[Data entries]
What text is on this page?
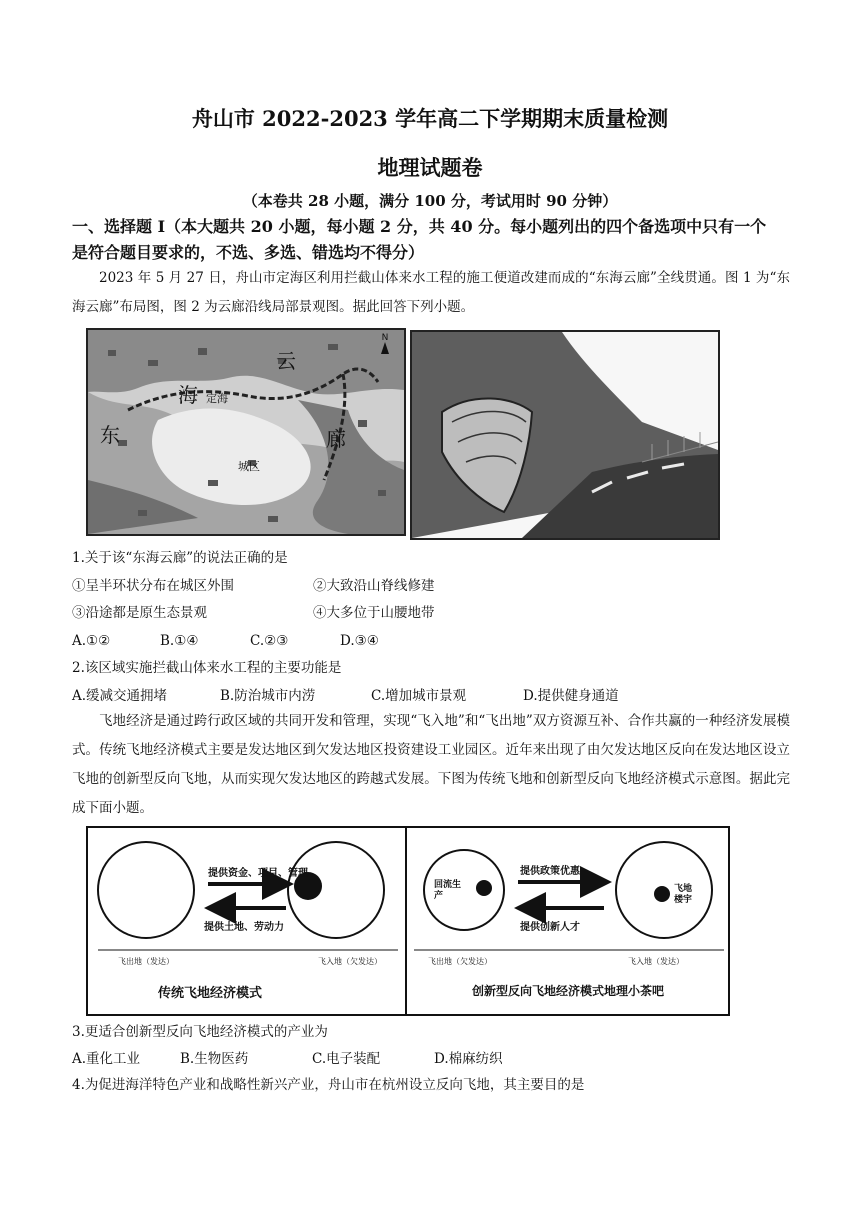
舟山市 2022-2023 学年高二下学期期末质量检测
地理试题卷
（本卷共 28 小题，满分 100 分，考试用时 90 分钟）
一、选择题 I（本大题共 20 小题，每小题 2 分，共 40 分。每小题列出的四个备选项中只有一个
是符合题目要求的，不选、多选、错选均不得分）
2023 年 5 月 27 日，舟山市定海区利用拦截山体来水工程的施工便道改建而成的“东海云廊”全线贯通。图 1 为“东海云廊”布局图，图 2 为云廊沿线局部景观图。据此回答下列小题。
N
云
海
东	廊
定海
城区
1.关于该“东海云廊”的说法正确的是
①呈半环状分布在城区外围	②大致沿山脊线修建
③沿途都是原生态景观	④大多位于山腰地带
A.①②	B.①④	C.②③	D.③④
2.该区域实施拦截山体来水工程的主要功能是
A.缓减交通拥堵	B.防治城市内涝	C.增加城市景观	D.提供健身通道
飞地经济是通过跨行政区域的共同开发和管理，实现“飞入地”和“飞出地”双方资源互补、合作共赢的一种经济发展模式。传统飞地经济模式主要是发达地区到欠发达地区投资建设工业园区。近年来出现了由欠发达地区反向在发达地区设立飞地的创新型反向飞地，从而实现欠发达地区的跨越式发展。下图为传统飞地和创新型反向飞地经济模式示意图。据此完成下面小题。
提供资金、项目、管理
提供土地、劳动力
飞出地（发达）	飞入地（欠发达）
传统飞地经济模式
提供政策优惠
提供创新人才
回流生产
飞地楼宇
飞出地（欠发达）	飞入地（发达）
创新型反向飞地经济模式地理小茶吧
3.更适合创新型反向飞地经济模式的产业为
A.重化工业	B.生物医药	C.电子装配	D.棉麻纺织
4.为促进海洋特色产业和战略性新兴产业，舟山市在杭州设立反向飞地，其主要目的是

Short exercise: Copy out every line of the material above exactly, skipping the pictures.

Answer:
What text is on this page?
舟山市 2022-2023 学年高二下学期期末质量检测
地理试题卷
（本卷共 28 小题，满分 100 分，考试用时 90 分钟）
一、选择题 I（本大题共 20 小题，每小题 2 分，共 40 分。每小题列出的四个备选项中只有一个
是符合题目要求的，不选、多选、错选均不得分）
2023 年 5 月 27 日，舟山市定海区利用拦截山体来水工程的施工便道改建而成的“东海云廊”全线贯通。图 1 为“东海云廊”布局图，图 2 为云廊沿线局部景观图。据此回答下列小题。
N
云
海
东	廊
定海
城区
1.关于该“东海云廊”的说法正确的是
①呈半环状分布在城区外围	②大致沿山脊线修建
③沿途都是原生态景观	④大多位于山腰地带
A.①②	B.①④	C.②③	D.③④
2.该区域实施拦截山体来水工程的主要功能是
A.缓减交通拥堵	B.防治城市内涝	C.增加城市景观	D.提供健身通道
飞地经济是通过跨行政区域的共同开发和管理，实现“飞入地”和“飞出地”双方资源互补、合作共赢的一种经济发展模式。传统飞地经济模式主要是发达地区到欠发达地区投资建设工业园区。近年来出现了由欠发达地区反向在发达地区设立飞地的创新型反向飞地，从而实现欠发达地区的跨越式发展。下图为传统飞地和创新型反向飞地经济模式示意图。据此完成下面小题。
提供资金、项目、管理
提供土地、劳动力
飞出地（发达）	飞入地（欠发达）
传统飞地经济模式
提供政策优惠
提供创新人才
回流生产
飞地楼宇
飞出地（欠发达）	飞入地（发达）
创新型反向飞地经济模式地理小茶吧
3.更适合创新型反向飞地经济模式的产业为
A.重化工业	B.生物医药	C.电子装配	D.棉麻纺织
4.为促进海洋特色产业和战略性新兴产业，舟山市在杭州设立反向飞地，其主要目的是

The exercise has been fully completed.